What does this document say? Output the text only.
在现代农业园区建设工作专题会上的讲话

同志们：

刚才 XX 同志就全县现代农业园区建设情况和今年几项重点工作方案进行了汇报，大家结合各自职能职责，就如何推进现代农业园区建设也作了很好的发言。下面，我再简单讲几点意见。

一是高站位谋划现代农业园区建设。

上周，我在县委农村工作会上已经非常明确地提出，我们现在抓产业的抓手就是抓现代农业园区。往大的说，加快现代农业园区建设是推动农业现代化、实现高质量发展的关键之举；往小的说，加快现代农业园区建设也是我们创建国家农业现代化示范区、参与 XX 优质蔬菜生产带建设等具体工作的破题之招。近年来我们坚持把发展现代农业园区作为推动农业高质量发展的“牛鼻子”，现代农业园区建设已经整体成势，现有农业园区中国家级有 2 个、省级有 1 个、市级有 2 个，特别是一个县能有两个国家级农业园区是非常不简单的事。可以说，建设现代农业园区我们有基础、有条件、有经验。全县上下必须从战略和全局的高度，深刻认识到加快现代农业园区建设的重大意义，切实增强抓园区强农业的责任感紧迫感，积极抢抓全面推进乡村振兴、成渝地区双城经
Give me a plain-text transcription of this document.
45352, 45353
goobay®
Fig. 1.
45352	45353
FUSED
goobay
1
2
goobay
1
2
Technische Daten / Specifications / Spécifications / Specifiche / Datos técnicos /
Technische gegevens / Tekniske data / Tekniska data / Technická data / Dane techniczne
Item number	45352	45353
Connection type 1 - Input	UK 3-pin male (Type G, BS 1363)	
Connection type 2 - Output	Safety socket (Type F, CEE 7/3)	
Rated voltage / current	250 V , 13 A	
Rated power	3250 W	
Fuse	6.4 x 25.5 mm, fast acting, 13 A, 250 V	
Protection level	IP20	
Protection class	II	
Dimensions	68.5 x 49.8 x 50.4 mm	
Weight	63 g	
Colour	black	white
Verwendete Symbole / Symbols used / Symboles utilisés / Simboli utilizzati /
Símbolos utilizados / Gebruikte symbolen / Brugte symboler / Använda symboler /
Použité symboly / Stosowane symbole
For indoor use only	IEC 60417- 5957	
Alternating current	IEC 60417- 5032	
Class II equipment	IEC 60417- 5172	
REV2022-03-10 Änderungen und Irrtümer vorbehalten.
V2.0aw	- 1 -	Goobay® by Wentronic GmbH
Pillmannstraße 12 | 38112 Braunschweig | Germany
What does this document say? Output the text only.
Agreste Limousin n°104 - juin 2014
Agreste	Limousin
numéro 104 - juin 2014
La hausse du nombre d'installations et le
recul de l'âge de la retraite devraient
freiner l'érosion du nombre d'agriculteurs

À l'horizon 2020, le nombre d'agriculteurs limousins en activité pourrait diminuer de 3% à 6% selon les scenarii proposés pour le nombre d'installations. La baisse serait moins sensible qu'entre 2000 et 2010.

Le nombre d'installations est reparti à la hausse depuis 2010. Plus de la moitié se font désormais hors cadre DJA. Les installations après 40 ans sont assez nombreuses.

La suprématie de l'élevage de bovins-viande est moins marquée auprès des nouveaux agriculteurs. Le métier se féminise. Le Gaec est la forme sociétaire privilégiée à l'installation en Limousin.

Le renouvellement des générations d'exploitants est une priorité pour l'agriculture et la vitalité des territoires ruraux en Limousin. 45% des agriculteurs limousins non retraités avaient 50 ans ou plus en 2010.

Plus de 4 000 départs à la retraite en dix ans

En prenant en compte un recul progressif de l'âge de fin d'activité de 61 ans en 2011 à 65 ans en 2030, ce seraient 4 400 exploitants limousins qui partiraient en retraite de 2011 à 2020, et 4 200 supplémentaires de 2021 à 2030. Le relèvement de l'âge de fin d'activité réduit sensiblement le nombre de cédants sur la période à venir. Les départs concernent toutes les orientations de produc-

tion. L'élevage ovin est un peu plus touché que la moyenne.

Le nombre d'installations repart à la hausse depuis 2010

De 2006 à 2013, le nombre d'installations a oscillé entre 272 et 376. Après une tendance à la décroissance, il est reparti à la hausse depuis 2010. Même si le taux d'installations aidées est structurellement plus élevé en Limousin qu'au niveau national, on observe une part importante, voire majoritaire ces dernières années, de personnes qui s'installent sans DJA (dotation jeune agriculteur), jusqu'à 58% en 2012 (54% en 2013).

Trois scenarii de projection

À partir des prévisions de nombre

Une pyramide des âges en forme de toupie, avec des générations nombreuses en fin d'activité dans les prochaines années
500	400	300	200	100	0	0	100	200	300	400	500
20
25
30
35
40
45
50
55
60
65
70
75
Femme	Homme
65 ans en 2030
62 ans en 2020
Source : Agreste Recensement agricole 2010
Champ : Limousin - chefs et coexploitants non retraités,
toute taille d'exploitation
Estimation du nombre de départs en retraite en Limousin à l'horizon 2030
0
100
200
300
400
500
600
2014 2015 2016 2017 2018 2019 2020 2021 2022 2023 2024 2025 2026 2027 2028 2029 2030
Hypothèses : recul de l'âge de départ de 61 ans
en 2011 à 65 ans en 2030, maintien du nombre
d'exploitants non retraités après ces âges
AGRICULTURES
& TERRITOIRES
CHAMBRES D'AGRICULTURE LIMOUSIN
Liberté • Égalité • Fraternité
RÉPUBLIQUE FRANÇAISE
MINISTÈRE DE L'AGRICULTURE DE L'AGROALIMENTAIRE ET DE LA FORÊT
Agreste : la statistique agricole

INSTRUCTIONS FOR THE TASK ->
How many of the lines above include the string "horizon"? Reply with the number by itself.

FINAL RESULT ->
2